* Selected extract:
◇ ◇ ◇ ◇ ◇ ◇ ◇
In most situations, anal cancer is treated with chemotherapy and radiation therapy to remove the tumor while avoiding surgery altogether. Your doctors will let you know if your anal cancer requires treatment with anticancer drugs. Treatment will be carefully coordinated with all members of the multidisciplinary team to ensure the best possible outcomes. In some cases, only chemotherapy is needed. You may be eligible for cutting-edge new therapies as well.
If your anal cancer is treatable with radiation, NewYork-Presbyterian provides advanced radiation oncology techniques and evidence-based treatments. Our radiation oncologists offer a comprehensive care plan to treat anal cancer based on the unique genetics of your tumor and surrounding tissues. The goal of radiation therapy is to treat the cancer safely in as few sessions as possible.
We use 3D imaging to shape and target high doses of radiation directly to your tumor, killing cancer cells while sparing nearby healthy tissue. You can receive radiation therapy in our state-of-the-art radiation oncology units.
Abdominoperineal resection (APR)
◇ ◇ ◇ ◇ ◇ ◇ ◇
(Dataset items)

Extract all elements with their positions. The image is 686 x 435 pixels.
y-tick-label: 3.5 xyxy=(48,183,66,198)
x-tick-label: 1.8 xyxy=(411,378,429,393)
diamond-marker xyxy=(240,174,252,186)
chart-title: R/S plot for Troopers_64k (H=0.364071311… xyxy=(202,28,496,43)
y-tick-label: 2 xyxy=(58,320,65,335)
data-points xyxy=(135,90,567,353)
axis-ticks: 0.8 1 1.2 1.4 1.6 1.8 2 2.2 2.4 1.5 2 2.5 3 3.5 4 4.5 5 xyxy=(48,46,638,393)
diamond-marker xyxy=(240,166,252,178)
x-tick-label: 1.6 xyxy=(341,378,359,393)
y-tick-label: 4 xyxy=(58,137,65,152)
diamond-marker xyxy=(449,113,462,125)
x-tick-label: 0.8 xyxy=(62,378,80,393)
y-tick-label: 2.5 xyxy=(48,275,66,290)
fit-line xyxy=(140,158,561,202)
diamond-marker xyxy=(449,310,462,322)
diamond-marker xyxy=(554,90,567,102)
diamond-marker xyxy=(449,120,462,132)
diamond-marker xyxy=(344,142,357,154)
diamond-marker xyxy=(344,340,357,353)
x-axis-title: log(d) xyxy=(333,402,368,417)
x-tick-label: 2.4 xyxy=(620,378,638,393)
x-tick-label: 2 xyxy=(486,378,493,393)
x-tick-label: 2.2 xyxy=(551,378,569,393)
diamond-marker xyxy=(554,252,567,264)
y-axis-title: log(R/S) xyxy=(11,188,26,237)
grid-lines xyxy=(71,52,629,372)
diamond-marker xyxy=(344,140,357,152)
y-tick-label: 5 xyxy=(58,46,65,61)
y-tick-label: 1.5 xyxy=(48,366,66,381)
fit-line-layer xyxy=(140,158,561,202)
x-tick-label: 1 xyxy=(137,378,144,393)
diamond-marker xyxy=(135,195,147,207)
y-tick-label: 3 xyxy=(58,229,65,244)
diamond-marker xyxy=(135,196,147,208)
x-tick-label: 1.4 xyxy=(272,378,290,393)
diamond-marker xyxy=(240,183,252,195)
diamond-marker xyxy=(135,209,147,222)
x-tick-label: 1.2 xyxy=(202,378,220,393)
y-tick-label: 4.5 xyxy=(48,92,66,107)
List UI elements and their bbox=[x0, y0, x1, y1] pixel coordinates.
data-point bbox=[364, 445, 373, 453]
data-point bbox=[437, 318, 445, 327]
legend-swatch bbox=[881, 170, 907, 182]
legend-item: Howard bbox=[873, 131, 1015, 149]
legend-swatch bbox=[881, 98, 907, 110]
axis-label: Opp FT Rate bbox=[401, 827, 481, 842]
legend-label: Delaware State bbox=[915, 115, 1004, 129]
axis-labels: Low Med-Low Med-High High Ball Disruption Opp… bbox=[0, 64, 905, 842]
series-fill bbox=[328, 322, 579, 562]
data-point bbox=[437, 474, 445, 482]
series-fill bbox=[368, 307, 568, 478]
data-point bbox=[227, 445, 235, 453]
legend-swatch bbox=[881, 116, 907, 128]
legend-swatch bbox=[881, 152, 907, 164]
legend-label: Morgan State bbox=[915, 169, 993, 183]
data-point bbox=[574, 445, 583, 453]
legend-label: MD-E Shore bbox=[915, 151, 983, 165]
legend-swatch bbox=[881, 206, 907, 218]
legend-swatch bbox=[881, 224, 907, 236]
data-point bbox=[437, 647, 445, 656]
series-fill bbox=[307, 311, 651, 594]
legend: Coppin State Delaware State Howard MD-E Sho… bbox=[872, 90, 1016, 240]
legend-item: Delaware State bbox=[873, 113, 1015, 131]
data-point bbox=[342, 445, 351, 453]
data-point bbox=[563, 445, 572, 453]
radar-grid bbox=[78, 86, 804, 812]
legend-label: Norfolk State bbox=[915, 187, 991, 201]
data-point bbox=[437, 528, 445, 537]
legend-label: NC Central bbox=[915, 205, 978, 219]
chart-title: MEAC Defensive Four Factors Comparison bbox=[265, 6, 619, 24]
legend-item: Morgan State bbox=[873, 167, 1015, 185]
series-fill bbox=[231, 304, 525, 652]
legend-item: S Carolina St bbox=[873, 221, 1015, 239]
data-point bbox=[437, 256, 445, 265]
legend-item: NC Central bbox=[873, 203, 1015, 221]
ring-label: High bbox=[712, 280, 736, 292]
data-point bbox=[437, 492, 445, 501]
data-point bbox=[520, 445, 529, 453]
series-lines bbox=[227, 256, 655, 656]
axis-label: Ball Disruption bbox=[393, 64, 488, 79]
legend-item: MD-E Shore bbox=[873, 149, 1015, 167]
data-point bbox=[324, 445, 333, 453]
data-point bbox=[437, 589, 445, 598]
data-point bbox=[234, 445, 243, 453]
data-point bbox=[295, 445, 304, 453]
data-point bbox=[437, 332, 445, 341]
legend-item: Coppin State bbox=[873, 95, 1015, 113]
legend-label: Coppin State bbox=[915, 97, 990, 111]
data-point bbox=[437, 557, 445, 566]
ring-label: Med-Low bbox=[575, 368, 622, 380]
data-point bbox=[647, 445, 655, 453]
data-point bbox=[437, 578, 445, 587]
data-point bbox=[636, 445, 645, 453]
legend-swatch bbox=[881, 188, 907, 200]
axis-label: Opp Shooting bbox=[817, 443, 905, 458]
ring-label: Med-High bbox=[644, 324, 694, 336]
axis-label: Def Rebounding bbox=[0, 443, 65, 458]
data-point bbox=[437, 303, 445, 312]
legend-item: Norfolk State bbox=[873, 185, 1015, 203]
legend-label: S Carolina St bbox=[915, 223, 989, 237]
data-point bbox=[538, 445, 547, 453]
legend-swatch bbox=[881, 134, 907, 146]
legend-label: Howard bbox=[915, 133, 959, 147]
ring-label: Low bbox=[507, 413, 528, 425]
◇ ◇ ◇ ◇ ◇ ◇ ◇
* Parts of the exercise:
#1 Answer these questions using the anal cancer treatment text.
(a) In most situations, which two treatments are used for anal cancer?
(b) What is the stated goal of radiation therapy?
(c) What kind of imaging is used to shape and target the radiation?
#2 Using the anal cancer treatment text, explain why 3D imaging is used in radiation therapy, in one to three sentences.
#3 Retype the part of the anal cancer treatment text starting at "We use 3D imaging" and ending at "Abdominoperineal resection (APR)".

* Answers by item:
#1
(a) Chemotherapy and radiation therapy.
(b) To treat the cancer safely in as few sessions as possible.
(c) 3D imaging.

#2 3D imaging is used to shape and target high doses of radiation directly to the tumor. This kills cancer cells while sparing nearby healthy tissue.

#3
We use 3D imaging to shape and target high doses of radiation directly to your tumor, killing cancer cells while sparing nearby healthy tissue. You can receive radiation therapy in our state-of-the-art radiation oncology units.
Abdominoperineal resection (APR)